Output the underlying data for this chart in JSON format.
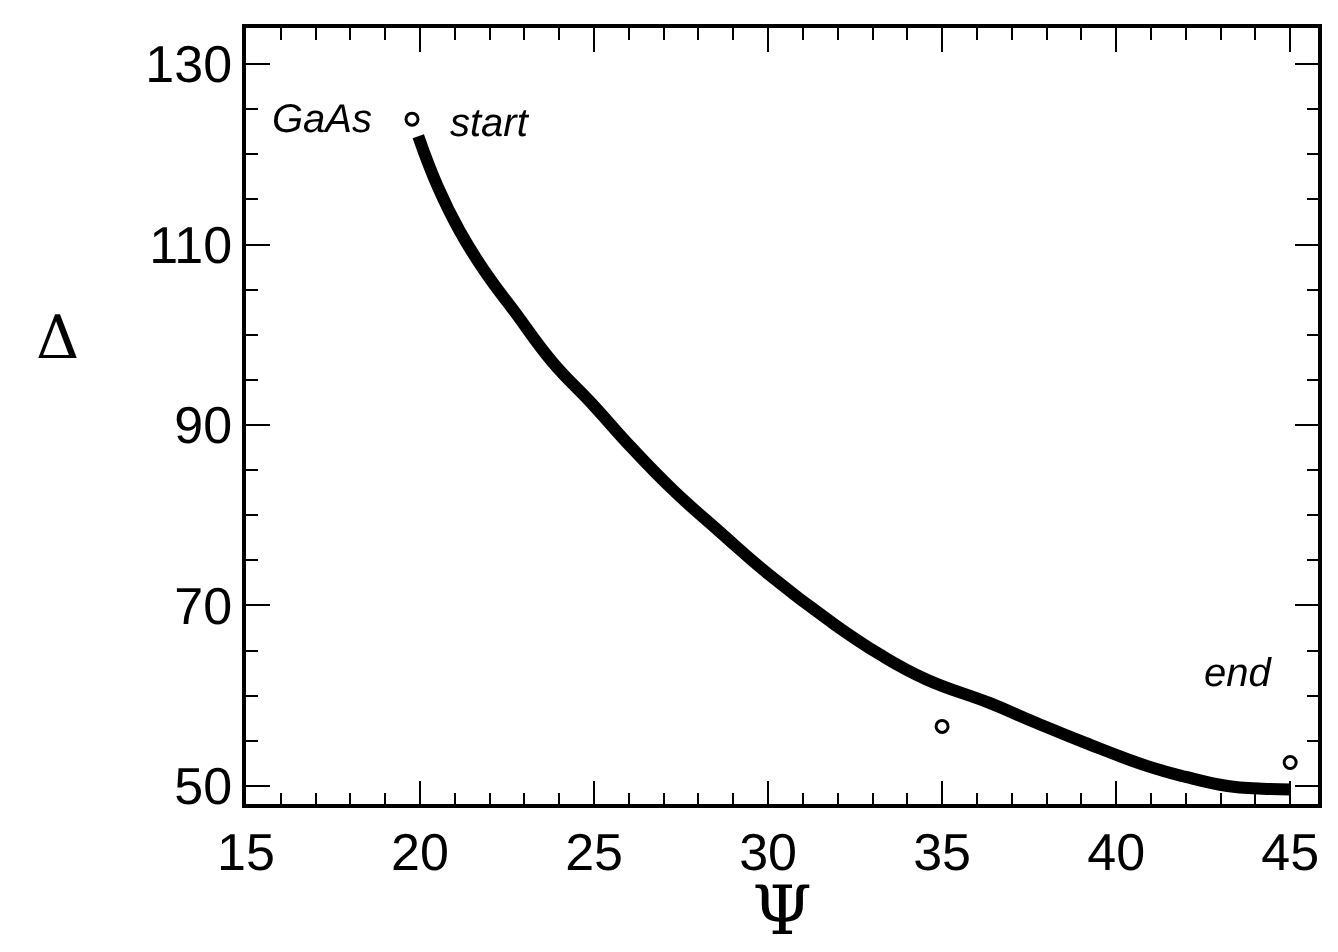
{
  "chart_data": {
    "type": "line",
    "xlabel": "Ψ",
    "ylabel": "Δ",
    "xlim": [
      15,
      45.8
    ],
    "xticks": [
      15,
      20,
      25,
      30,
      35,
      40,
      45
    ],
    "ylim": [
      48,
      134
    ],
    "yticks": [
      50,
      70,
      90,
      110,
      130
    ],
    "grid": false,
    "series": [
      {
        "color": "#000000",
        "line_style": "solid",
        "marker": "none",
        "x": [
          19.95,
          20.5,
          21.14,
          21.9,
          22.73,
          23.8,
          24.93,
          26.1,
          27.27,
          28.6,
          30.0,
          31.8,
          33.2,
          34.55,
          36.36,
          37.7,
          39.1,
          40.9,
          42.0,
          43.2,
          44.2,
          45.0
        ],
        "values": [
          122.0,
          116.5,
          111.5,
          106.8,
          102.5,
          97.0,
          92.4,
          87.4,
          82.8,
          78.2,
          73.5,
          68.2,
          64.6,
          61.8,
          59.2,
          57.0,
          54.8,
          52.2,
          51.0,
          50.0,
          49.7,
          49.6
        ]
      },
      {
        "type": "scatter",
        "color": "#000000",
        "marker": "circle",
        "x": [
          19.77,
          35.0,
          45.0
        ],
        "values": [
          123.9,
          56.6,
          52.6
        ]
      }
    ],
    "annotations": [
      "GaAs",
      "start",
      "end"
    ]
  }
}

What is needed | Output every entry verbatim. Pictures do not belong in the copy.

Response to the exercise |
Output the underlying data for this chart in JSON format.
{
  "chart_data": {
    "type": "line",
    "xlabel": "Ψ",
    "ylabel": "Δ",
    "xlim": [
      15,
      45.8
    ],
    "xticks": [
      15,
      20,
      25,
      30,
      35,
      40,
      45
    ],
    "ylim": [
      48,
      134
    ],
    "yticks": [
      50,
      70,
      90,
      110,
      130
    ],
    "grid": false,
    "series": [
      {
        "color": "#000000",
        "line_style": "solid",
        "marker": "none",
        "x": [
          19.95,
          20.5,
          21.14,
          21.9,
          22.73,
          23.8,
          24.93,
          26.1,
          27.27,
          28.6,
          30.0,
          31.8,
          33.2,
          34.55,
          36.36,
          37.7,
          39.1,
          40.9,
          42.0,
          43.2,
          44.2,
          45.0
        ],
        "values": [
          122.0,
          116.5,
          111.5,
          106.8,
          102.5,
          97.0,
          92.4,
          87.4,
          82.8,
          78.2,
          73.5,
          68.2,
          64.6,
          61.8,
          59.2,
          57.0,
          54.8,
          52.2,
          51.0,
          50.0,
          49.7,
          49.6
        ]
      },
      {
        "type": "scatter",
        "color": "#000000",
        "marker": "circle",
        "x": [
          19.77,
          35.0,
          45.0
        ],
        "values": [
          123.9,
          56.6,
          52.6
        ]
      }
    ],
    "annotations": [
      "GaAs",
      "start",
      "end"
    ]
  }
}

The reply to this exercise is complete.